Transcribe the whole listing without a single picture.
================
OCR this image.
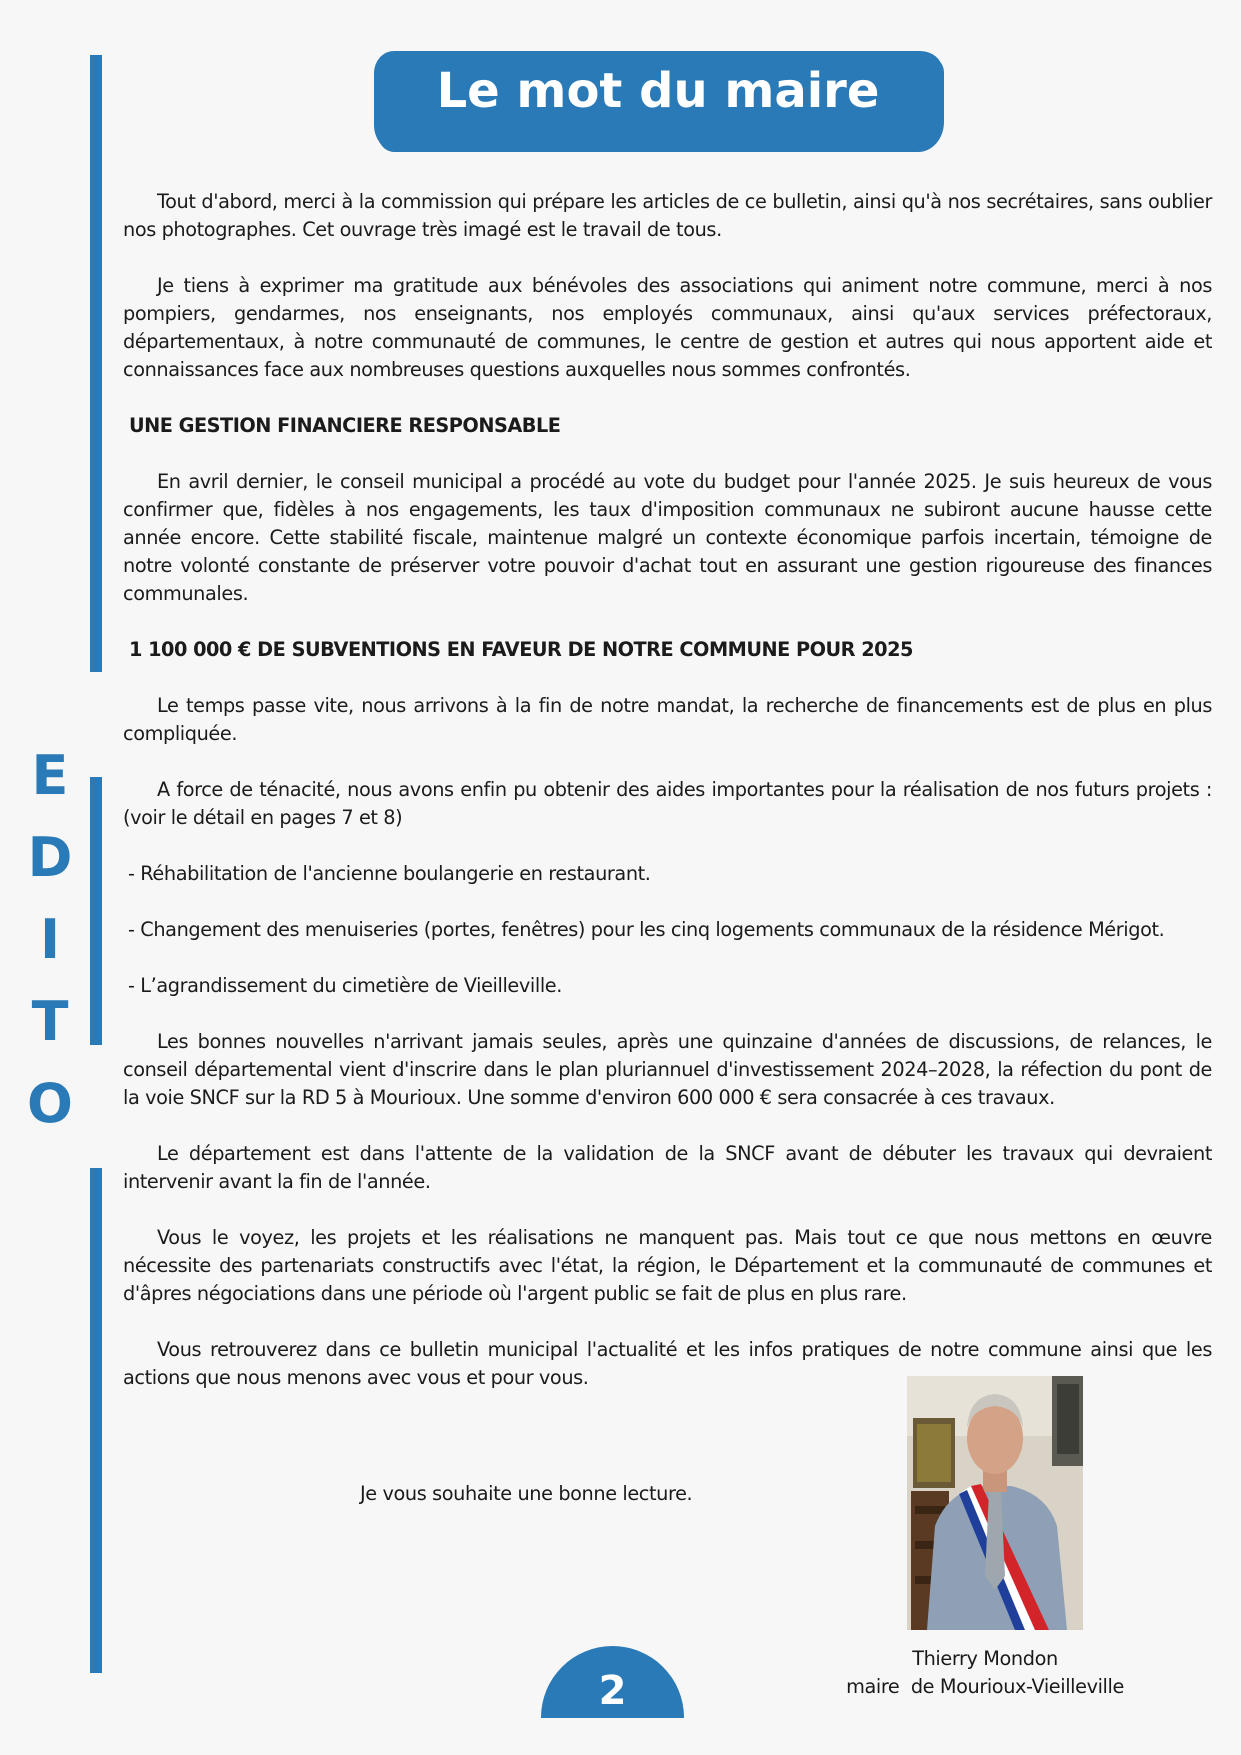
E
D
I
T
O
Le mot du maire

Tout d'abord, merci à la commission qui prépare les articles de ce bulletin, ainsi qu'à nos secrétaires, sans oublier nos photographes. Cet ouvrage très imagé est le travail de tous.

Je tiens à exprimer ma gratitude aux bénévoles des associations qui animent notre commune, merci à nos pompiers, gendarmes, nos enseignants, nos employés communaux, ainsi qu'aux services préfectoraux, départementaux, à notre communauté de communes, le centre de gestion et autres qui nous apportent aide et connaissances face aux nombreuses questions auxquelles nous sommes confrontés.

UNE GESTION FINANCIERE RESPONSABLE

En avril dernier, le conseil municipal a procédé au vote du budget pour l'année 2025. Je suis heureux de vous confirmer que, fidèles à nos engagements, les taux d'imposition communaux ne subiront aucune hausse cette année encore. Cette stabilité fiscale, maintenue malgré un contexte économique parfois incertain, témoigne de notre volonté constante de préserver votre pouvoir d'achat tout en assurant une gestion rigoureuse des finances communales.

1 100 000 € DE SUBVENTIONS EN FAVEUR DE NOTRE COMMUNE POUR 2025

Le temps passe vite, nous arrivons à la fin de notre mandat, la recherche de financements est de plus en plus compliquée.

A force de ténacité, nous avons enfin pu obtenir des aides importantes pour la réalisation de nos futurs projets : (voir le détail en pages 7 et 8)

- Réhabilitation de l'ancienne boulangerie en restaurant.

- Changement des menuiseries (portes, fenêtres) pour les cinq logements communaux de la résidence Mérigot.

- L’agrandissement du cimetière de Vieilleville.

Les bonnes nouvelles n'arrivant jamais seules, après une quinzaine d'années de discussions, de relances, le conseil départemental vient d'inscrire dans le plan pluriannuel d'investissement 2024–2028, la réfection du pont de la voie SNCF sur la RD 5 à Mourioux. Une somme d'environ 600 000 € sera consacrée à ces travaux.

Le département est dans l'attente de la validation de la SNCF avant de débuter les travaux qui devraient intervenir avant la fin de l'année.

Vous le voyez, les projets et les réalisations ne manquent pas. Mais tout ce que nous mettons en œuvre nécessite des partenariats constructifs avec l'état, la région, le Département et la communauté de communes et d'âpres négociations dans une période où l'argent public se fait de plus en plus rare.

Vous retrouverez dans ce bulletin municipal l'actualité et les infos pratiques de notre commune ainsi que les actions que nous menons avec vous et pour vous.

Je vous souhaite une bonne lecture.
Thierry Mondon
maire  de Mourioux-Vieilleville
2
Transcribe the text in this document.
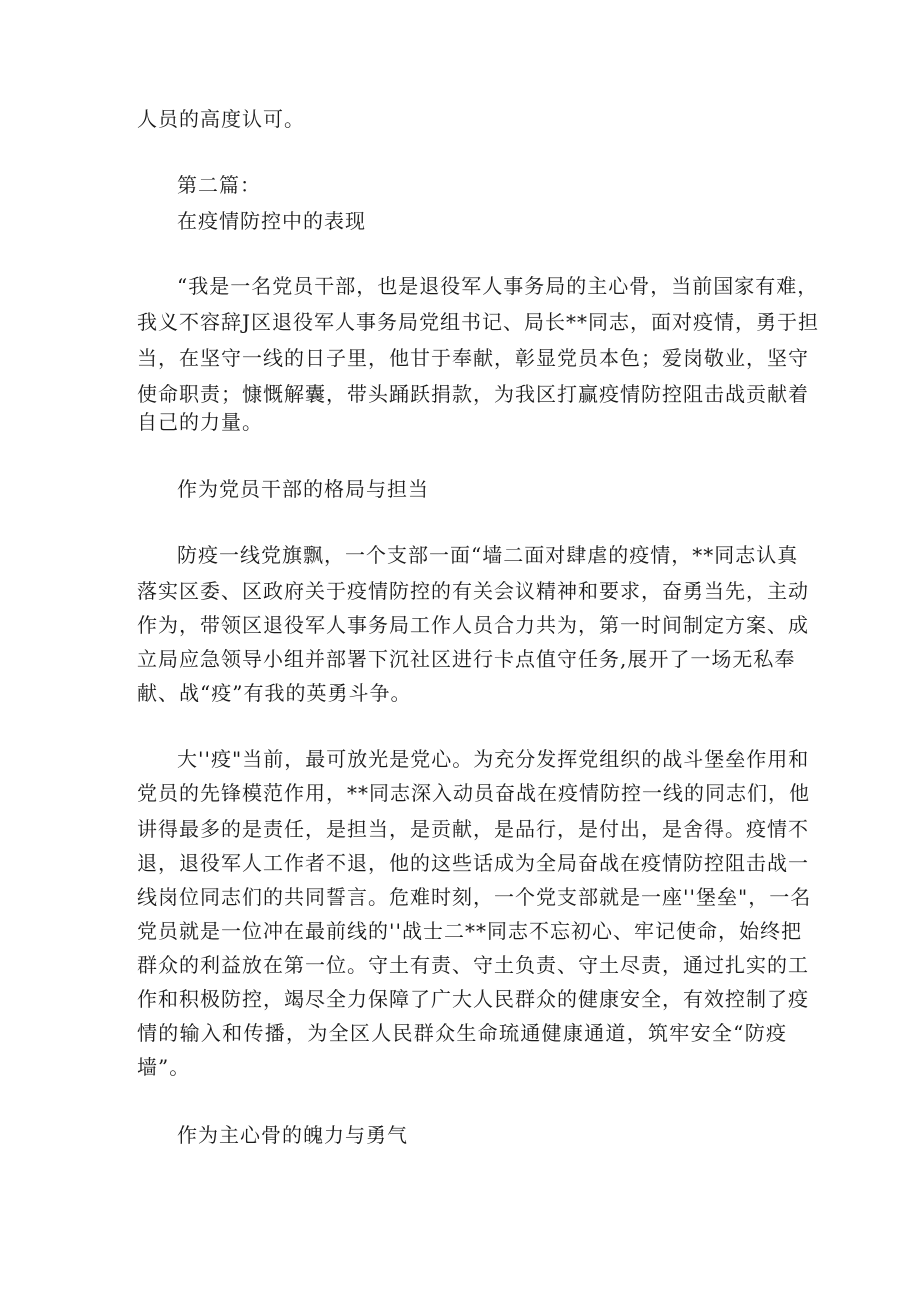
人员的高度认可。
第二篇：
在疫情防控中的表现
“我是一名党员干部，也是退役军人事务局的主心骨，当前国家有难，
我义不容辞J区退役军人事务局党组书记、局长**同志，面对疫情，勇于担
当，在坚守一线的日子里，他甘于奉献，彰显党员本色；爱岗敬业，坚守
使命职责；慷慨解囊，带头踊跃捐款，为我区打赢疫情防控阻击战贡献着
自己的力量。
作为党员干部的格局与担当
防疫一线党旗飘，一个支部一面“墙二面对肆虐的疫情，**同志认真
落实区委、区政府关于疫情防控的有关会议精神和要求，奋勇当先，主动
作为，带领区退役军人事务局工作人员合力共为，第一时间制定方案、成
立局应急领导小组并部署下沉社区进行卡点值守任务,展开了一场无私奉
献、战“疫”有我的英勇斗争。
大''疫"当前，最可放光是党心。为充分发挥党组织的战斗堡垒作用和
党员的先锋模范作用，**同志深入动员奋战在疫情防控一线的同志们，他
讲得最多的是责任，是担当，是贡献，是品行，是付出，是舍得。疫情不
退，退役军人工作者不退，他的这些话成为全局奋战在疫情防控阻击战一
线岗位同志们的共同誓言。危难时刻，一个党支部就是一座''堡垒"，一名
党员就是一位冲在最前线的''战士二**同志不忘初心、牢记使命，始终把
群众的利益放在第一位。守土有责、守土负责、守土尽责，通过扎实的工
作和积极防控，竭尽全力保障了广大人民群众的健康安全，有效控制了疫
情的输入和传播，为全区人民群众生命琉通健康通道，筑牢安全“防疫
墙”。
作为主心骨的魄力与勇气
================
■ Final result:
OCR this image.
E
D
I
T
O
Le mot du maire

Tout d'abord, merci à la commission qui prépare les articles de ce bulletin, ainsi qu'à nos secrétaires, sans oublier nos photographes. Cet ouvrage très imagé est le travail de tous.

Je tiens à exprimer ma gratitude aux bénévoles des associations qui animent notre commune, merci à nos pompiers, gendarmes, nos enseignants, nos employés communaux, ainsi qu'aux services préfectoraux, départementaux, à notre communauté de communes, le centre de gestion et autres qui nous apportent aide et connaissances face aux nombreuses questions auxquelles nous sommes confrontés.

UNE GESTION FINANCIERE RESPONSABLE

En avril dernier, le conseil municipal a procédé au vote du budget pour l'année 2025. Je suis heureux de vous confirmer que, fidèles à nos engagements, les taux d'imposition communaux ne subiront aucune hausse cette année encore. Cette stabilité fiscale, maintenue malgré un contexte économique parfois incertain, témoigne de notre volonté constante de préserver votre pouvoir d'achat tout en assurant une gestion rigoureuse des finances communales.

1 100 000 € DE SUBVENTIONS EN FAVEUR DE NOTRE COMMUNE POUR 2025

Le temps passe vite, nous arrivons à la fin de notre mandat, la recherche de financements est de plus en plus compliquée.

A force de ténacité, nous avons enfin pu obtenir des aides importantes pour la réalisation de nos futurs projets : (voir le détail en pages 7 et 8)

- Réhabilitation de l'ancienne boulangerie en restaurant.

- Changement des menuiseries (portes, fenêtres) pour les cinq logements communaux de la résidence Mérigot.

- L’agrandissement du cimetière de Vieilleville.

Les bonnes nouvelles n'arrivant jamais seules, après une quinzaine d'années de discussions, de relances, le conseil départemental vient d'inscrire dans le plan pluriannuel d'investissement 2024–2028, la réfection du pont de la voie SNCF sur la RD 5 à Mourioux. Une somme d'environ 600 000 € sera consacrée à ces travaux.

Le département est dans l'attente de la validation de la SNCF avant de débuter les travaux qui devraient intervenir avant la fin de l'année.

Vous le voyez, les projets et les réalisations ne manquent pas. Mais tout ce que nous mettons en œuvre nécessite des partenariats constructifs avec l'état, la région, le Département et la communauté de communes et d'âpres négociations dans une période où l'argent public se fait de plus en plus rare.

Vous retrouverez dans ce bulletin municipal l'actualité et les infos pratiques de notre commune ainsi que les actions que nous menons avec vous et pour vous.

Je vous souhaite une bonne lecture.
Thierry Mondon
maire  de Mourioux-Vieilleville
2
Transcribe the text in this document.
人员的高度认可。
第二篇：
在疫情防控中的表现
“我是一名党员干部，也是退役军人事务局的主心骨，当前国家有难，
我义不容辞J区退役军人事务局党组书记、局长**同志，面对疫情，勇于担
当，在坚守一线的日子里，他甘于奉献，彰显党员本色；爱岗敬业，坚守
使命职责；慷慨解囊，带头踊跃捐款，为我区打赢疫情防控阻击战贡献着
自己的力量。
作为党员干部的格局与担当
防疫一线党旗飘，一个支部一面“墙二面对肆虐的疫情，**同志认真
落实区委、区政府关于疫情防控的有关会议精神和要求，奋勇当先，主动
作为，带领区退役军人事务局工作人员合力共为，第一时间制定方案、成
立局应急领导小组并部署下沉社区进行卡点值守任务,展开了一场无私奉
献、战“疫”有我的英勇斗争。
大''疫"当前，最可放光是党心。为充分发挥党组织的战斗堡垒作用和
党员的先锋模范作用，**同志深入动员奋战在疫情防控一线的同志们，他
讲得最多的是责任，是担当，是贡献，是品行，是付出，是舍得。疫情不
退，退役军人工作者不退，他的这些话成为全局奋战在疫情防控阻击战一
线岗位同志们的共同誓言。危难时刻，一个党支部就是一座''堡垒"，一名
党员就是一位冲在最前线的''战士二**同志不忘初心、牢记使命，始终把
群众的利益放在第一位。守土有责、守土负责、守土尽责，通过扎实的工
作和积极防控，竭尽全力保障了广大人民群众的健康安全，有效控制了疫
情的输入和传播，为全区人民群众生命琉通健康通道，筑牢安全“防疫
墙”。
作为主心骨的魄力与勇气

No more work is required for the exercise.